* BEGIN *
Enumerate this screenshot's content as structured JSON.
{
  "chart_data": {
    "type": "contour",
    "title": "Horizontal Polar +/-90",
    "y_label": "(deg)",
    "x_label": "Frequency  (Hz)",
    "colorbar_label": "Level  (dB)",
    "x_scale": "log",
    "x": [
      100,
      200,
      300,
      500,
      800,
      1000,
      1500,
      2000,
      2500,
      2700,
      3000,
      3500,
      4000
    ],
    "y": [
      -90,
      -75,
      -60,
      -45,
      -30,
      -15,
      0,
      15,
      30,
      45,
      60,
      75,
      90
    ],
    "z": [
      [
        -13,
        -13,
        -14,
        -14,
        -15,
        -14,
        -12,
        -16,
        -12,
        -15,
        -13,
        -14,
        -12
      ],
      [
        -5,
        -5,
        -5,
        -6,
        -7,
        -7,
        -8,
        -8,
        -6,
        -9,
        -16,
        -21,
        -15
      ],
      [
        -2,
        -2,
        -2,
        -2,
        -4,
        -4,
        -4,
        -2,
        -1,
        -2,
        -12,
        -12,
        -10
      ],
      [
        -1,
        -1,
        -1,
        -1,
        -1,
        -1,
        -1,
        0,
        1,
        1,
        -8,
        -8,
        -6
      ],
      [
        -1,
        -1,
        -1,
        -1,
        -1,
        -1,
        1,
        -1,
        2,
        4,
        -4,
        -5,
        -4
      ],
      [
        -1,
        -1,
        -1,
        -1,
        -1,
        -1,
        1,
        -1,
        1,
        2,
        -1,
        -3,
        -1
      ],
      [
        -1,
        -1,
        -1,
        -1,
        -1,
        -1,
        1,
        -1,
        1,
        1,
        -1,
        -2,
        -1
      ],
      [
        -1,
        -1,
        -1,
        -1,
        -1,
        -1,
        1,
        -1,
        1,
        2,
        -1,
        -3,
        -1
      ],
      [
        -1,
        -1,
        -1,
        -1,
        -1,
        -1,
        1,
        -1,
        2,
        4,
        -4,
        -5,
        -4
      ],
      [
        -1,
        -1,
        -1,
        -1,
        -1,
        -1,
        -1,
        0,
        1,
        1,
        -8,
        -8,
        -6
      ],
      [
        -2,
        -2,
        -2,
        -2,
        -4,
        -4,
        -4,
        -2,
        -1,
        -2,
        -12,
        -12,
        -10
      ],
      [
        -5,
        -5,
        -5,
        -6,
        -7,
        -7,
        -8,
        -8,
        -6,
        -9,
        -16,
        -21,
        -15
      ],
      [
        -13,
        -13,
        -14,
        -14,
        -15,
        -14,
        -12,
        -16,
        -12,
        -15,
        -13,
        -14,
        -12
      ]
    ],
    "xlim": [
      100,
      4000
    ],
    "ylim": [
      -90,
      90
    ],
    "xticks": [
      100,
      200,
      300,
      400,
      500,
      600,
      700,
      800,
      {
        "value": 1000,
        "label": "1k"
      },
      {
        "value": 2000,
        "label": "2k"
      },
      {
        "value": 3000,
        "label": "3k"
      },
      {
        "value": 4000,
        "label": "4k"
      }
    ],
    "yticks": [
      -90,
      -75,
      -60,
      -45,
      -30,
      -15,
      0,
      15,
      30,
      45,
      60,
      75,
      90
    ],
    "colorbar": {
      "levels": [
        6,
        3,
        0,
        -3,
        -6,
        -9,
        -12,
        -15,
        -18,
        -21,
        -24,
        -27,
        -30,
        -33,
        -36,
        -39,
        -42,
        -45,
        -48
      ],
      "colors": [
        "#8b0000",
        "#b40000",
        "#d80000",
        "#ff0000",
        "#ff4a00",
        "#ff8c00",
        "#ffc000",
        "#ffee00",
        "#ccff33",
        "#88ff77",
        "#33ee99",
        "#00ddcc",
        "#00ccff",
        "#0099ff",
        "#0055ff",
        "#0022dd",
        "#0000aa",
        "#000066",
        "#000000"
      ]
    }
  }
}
* END *
Your task is to list each line of the records with the word "value".

        "value": 1000,
        "value": 2000,
        "value": 3000,
        "value": 4000,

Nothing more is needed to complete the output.